TASK DETAILS.
Continue the passage on state licensing of mortgage lenders from the point where it stops.
start READING PASSAGE
State Licensing of Mortgage Lenders

States have traditionally licensed mortgage companies; however a growing number of states are moving beyond corporate licensing and requiring the licensing of loan officers and even support staff. Additionally, an increasing number of states are adding onerous requirements to existing mortgage company licensing. These new laws and regulations are adding significant costs to mortgage companies, particularly for national and multi-state lenders. Some lenders believe that the increase and expansion of these state laws has placed state-licensed mortgage companies at a disadvantage in relation to federally chartered financial institutions.

MBA believes regulating mortgage companies can help to monitor lending activity, prevent abusive lending and build a competitive marketplace for the benefit of consumers. The increasing array of burdensome state licensing legislation, though, is adversely affecting multi-state mortgage companies, who help secure our national real estate finance system. Mortgage companies that do not enjoy a federal pre-emption from state laws are at an increasing disadvantage in comparison to federally chartered financial institutions, thus diminishing competition in mortgage lending. Solutions must allow for appropriate oversight of mortgage companies without excessive, and sometimes redundant, costs.
end READING PASSAGE
start DATASET EXTRACT
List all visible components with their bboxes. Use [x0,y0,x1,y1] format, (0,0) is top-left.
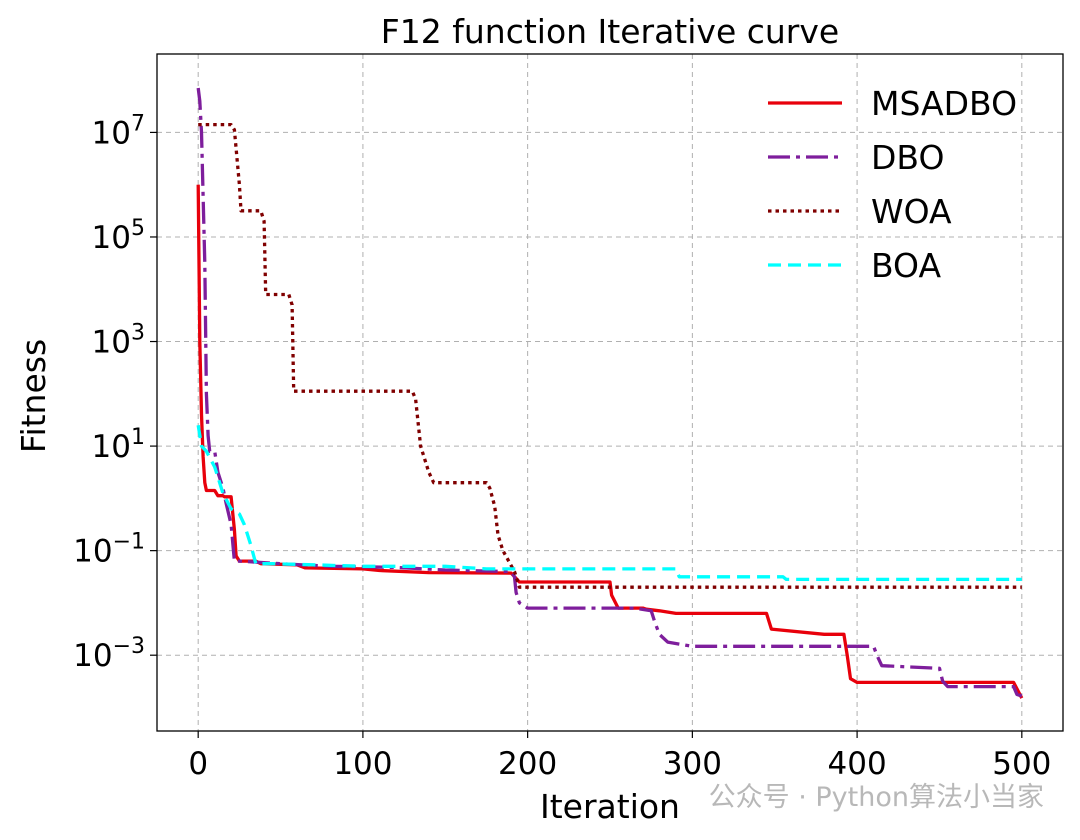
end DATASET EXTRACT
RESULT OF THIS TASK.
For more information about state mortgage banking issues, visit the MBA State Legislative and Regulatory Resource Center. .

As a service to its members, MBA also maintains a comprehensive online password protected resource where MBA members can review state legislation and regulations twenty-four hours a day, seven days a week. To access the State Legislative Database, visit its log-in page.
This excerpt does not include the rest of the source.